- [What to produce] Identify all lines of the data containing the string "bien" and copy them.

_ _ _

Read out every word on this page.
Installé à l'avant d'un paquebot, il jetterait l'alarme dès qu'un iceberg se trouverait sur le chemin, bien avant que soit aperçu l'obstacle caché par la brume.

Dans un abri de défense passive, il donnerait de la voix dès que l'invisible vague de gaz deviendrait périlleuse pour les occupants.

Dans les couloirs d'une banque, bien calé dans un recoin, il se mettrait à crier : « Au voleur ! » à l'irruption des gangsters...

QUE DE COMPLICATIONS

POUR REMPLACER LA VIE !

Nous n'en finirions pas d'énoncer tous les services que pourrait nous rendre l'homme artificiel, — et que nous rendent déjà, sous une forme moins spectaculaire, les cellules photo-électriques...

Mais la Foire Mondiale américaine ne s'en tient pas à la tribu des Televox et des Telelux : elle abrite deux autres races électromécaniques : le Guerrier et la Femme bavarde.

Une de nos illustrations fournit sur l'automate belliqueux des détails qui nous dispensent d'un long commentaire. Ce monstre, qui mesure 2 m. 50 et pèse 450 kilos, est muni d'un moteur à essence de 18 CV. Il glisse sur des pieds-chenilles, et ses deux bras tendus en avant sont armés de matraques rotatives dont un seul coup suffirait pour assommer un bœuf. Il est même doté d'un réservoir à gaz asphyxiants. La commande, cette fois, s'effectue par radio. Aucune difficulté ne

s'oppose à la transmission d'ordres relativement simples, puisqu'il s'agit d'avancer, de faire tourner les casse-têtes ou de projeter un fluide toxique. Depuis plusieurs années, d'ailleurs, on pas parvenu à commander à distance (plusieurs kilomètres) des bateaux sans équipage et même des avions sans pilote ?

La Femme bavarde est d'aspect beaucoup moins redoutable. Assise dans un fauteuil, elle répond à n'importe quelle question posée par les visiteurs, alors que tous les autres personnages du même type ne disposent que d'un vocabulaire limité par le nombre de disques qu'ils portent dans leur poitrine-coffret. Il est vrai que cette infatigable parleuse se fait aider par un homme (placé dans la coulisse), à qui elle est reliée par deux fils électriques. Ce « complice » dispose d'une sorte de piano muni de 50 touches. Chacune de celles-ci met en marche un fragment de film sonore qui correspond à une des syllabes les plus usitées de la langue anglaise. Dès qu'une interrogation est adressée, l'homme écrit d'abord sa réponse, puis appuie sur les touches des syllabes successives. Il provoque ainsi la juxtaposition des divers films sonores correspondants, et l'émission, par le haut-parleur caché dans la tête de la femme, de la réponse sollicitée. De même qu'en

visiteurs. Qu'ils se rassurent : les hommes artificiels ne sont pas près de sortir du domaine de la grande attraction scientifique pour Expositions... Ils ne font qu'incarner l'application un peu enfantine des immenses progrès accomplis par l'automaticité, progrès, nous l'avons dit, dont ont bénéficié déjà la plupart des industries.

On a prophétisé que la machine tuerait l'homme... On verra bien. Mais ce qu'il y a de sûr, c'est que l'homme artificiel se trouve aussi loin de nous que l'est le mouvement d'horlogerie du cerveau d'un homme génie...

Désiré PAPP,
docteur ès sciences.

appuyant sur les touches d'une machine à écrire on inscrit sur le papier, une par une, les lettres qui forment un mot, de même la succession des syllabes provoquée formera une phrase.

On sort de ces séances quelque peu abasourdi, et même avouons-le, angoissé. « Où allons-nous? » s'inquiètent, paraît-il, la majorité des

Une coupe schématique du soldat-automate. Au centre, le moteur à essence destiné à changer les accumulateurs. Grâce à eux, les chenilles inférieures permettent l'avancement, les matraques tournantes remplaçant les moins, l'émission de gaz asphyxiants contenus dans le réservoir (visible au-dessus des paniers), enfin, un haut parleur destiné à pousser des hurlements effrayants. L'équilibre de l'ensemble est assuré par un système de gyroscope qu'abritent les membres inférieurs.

_ _ _

- [Written solution]
Installé à l'avant d'un paquebot, il jetterait l'alarme dès qu'un iceberg se trouverait sur le chemin, bien avant que soit aperçu l'obstacle caché par la brume.
Dans les couloirs d'une banque, bien calé dans un recoin, il se mettrait à crier : « Au voleur ! » à l'irruption des gangsters...
On a prophétisé que la machine tuerait l'homme... On verra bien. Mais ce qu'il y a de sûr, c'est que l'homme artificiel se trouve aussi loin de nous que l'est le mouvement d'horlogerie du cerveau d'un homme génie...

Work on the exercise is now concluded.